### [DIRECTIONS]
Pull every line that holds the word "включении" from the entries.

### [DATA SHOWN]
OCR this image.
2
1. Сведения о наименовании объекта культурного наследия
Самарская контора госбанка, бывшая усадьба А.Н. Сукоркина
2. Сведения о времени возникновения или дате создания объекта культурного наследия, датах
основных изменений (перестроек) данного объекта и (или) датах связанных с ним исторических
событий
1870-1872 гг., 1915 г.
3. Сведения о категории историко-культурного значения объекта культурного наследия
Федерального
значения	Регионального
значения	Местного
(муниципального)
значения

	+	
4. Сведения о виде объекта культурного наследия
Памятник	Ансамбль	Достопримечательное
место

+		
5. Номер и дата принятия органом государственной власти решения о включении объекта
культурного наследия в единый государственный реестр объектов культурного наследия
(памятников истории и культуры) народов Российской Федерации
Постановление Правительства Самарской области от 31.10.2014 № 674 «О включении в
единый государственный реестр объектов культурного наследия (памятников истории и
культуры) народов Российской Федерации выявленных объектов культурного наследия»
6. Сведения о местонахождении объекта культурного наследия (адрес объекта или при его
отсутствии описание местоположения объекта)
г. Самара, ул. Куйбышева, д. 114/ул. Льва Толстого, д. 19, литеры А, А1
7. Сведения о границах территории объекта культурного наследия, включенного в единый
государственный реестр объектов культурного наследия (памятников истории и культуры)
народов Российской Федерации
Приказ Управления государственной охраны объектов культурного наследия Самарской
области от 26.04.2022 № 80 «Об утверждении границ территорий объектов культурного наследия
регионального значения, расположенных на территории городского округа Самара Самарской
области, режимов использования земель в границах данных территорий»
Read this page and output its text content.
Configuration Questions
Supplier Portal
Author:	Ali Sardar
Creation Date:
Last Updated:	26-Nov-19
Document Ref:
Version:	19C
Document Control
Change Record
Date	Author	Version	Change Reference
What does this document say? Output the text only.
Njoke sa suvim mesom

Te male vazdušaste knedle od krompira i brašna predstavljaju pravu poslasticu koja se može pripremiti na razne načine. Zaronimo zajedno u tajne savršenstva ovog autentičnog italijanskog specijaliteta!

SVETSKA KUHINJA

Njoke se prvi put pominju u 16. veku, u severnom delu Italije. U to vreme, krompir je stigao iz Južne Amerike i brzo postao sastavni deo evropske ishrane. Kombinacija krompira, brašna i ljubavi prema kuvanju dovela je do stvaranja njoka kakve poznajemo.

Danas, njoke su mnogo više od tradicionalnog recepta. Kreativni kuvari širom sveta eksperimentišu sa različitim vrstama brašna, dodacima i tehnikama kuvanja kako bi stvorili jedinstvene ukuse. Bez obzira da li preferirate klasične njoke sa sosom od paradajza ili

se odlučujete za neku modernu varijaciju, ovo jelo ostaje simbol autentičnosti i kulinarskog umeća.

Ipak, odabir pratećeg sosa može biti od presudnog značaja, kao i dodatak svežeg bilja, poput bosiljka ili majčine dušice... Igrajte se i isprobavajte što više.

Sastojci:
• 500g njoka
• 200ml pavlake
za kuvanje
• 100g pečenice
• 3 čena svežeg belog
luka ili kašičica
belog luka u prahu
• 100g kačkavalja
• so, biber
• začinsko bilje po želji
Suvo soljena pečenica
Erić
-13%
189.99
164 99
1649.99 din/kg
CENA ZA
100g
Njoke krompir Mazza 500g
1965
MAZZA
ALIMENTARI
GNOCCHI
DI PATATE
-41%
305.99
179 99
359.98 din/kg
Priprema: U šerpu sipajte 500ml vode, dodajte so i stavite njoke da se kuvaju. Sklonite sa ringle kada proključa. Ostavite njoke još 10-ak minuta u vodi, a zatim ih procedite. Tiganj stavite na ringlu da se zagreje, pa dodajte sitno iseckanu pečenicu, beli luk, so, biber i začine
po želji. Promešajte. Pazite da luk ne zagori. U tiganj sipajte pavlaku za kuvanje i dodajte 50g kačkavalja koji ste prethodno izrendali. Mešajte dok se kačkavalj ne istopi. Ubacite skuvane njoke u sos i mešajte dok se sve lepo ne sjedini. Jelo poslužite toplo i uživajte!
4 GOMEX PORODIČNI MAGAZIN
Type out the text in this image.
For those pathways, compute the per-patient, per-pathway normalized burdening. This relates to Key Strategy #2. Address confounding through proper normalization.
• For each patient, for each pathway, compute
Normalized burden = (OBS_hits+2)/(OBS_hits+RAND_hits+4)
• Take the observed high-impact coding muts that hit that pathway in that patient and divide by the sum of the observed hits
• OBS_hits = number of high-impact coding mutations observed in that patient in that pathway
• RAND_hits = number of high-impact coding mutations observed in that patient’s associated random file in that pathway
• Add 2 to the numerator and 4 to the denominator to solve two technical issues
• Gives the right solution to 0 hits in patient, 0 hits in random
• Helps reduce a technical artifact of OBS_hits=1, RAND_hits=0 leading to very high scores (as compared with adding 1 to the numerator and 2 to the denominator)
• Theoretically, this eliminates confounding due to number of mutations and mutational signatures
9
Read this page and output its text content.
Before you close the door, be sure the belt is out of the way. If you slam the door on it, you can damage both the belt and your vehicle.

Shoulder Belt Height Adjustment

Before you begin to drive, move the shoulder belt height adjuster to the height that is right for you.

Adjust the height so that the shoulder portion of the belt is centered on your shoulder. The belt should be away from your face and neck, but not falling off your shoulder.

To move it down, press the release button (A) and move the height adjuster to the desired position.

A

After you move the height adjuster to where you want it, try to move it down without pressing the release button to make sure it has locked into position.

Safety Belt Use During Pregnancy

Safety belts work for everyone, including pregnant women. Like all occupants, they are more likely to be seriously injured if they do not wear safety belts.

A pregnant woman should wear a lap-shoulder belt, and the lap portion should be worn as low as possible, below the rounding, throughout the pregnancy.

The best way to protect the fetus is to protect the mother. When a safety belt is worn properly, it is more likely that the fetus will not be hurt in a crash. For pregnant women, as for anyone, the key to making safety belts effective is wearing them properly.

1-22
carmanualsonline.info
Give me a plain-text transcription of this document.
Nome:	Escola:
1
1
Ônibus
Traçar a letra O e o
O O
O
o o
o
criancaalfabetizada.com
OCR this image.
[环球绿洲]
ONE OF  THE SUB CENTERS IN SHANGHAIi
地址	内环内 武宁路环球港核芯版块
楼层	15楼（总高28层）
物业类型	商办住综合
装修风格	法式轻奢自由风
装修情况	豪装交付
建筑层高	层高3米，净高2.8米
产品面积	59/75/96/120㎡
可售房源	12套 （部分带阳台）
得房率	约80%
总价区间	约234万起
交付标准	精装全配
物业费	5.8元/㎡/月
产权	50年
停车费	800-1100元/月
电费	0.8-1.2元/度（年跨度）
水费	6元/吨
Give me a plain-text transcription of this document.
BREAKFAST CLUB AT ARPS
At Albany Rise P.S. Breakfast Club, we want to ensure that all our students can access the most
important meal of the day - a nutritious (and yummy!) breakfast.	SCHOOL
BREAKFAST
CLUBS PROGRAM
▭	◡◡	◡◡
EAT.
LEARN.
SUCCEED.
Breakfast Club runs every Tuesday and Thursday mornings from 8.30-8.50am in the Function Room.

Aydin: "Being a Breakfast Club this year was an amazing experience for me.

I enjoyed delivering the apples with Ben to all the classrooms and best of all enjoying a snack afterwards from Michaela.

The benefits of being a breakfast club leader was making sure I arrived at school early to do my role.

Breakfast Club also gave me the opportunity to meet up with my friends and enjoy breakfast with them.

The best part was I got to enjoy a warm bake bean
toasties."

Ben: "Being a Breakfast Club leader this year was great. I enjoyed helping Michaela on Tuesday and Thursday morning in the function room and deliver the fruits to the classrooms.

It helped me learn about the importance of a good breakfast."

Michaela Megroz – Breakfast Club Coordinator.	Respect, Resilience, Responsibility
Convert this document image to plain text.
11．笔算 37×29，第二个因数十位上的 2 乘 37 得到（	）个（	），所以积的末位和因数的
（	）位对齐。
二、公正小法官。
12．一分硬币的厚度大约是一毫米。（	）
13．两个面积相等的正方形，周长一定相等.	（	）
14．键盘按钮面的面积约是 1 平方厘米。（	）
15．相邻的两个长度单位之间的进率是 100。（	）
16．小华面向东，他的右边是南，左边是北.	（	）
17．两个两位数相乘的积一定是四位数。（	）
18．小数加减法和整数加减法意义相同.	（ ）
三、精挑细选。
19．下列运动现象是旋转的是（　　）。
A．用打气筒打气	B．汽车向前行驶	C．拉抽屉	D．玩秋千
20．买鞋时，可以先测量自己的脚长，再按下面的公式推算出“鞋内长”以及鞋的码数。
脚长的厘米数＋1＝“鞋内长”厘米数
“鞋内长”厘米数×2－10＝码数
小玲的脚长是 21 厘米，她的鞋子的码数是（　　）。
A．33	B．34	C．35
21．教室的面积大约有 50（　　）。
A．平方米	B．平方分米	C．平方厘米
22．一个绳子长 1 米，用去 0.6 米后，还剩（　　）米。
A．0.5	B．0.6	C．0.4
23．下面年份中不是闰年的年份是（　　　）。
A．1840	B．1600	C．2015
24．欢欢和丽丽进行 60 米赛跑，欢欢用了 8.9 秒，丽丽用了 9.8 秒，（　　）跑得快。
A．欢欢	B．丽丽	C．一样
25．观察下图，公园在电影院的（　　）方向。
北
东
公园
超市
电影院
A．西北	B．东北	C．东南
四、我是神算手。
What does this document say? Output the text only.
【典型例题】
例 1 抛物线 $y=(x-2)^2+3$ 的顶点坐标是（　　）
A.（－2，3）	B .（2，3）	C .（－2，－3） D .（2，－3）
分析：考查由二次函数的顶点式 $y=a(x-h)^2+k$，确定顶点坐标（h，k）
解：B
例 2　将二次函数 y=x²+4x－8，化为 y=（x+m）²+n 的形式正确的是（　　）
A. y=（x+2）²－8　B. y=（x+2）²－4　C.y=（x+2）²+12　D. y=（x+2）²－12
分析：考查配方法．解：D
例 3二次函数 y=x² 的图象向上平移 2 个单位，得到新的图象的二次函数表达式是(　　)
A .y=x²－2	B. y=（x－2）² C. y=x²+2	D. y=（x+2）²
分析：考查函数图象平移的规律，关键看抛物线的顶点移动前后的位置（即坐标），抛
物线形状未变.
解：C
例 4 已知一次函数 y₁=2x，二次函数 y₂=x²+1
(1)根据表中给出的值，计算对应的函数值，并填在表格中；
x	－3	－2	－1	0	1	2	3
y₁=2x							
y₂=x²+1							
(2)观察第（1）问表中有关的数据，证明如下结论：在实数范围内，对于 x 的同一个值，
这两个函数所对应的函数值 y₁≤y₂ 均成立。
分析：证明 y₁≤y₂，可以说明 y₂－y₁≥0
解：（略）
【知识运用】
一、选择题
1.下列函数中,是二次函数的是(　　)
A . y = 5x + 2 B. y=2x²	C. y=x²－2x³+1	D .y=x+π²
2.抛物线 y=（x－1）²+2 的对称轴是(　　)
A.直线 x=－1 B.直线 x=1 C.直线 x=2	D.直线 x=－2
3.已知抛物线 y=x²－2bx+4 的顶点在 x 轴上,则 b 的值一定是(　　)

### [WRITTEN SOLUTION]
5. Номер и дата принятия органом государственной власти решения о включении объекта
Постановление Правительства Самарской области от 31.10.2014 № 674 «О включении в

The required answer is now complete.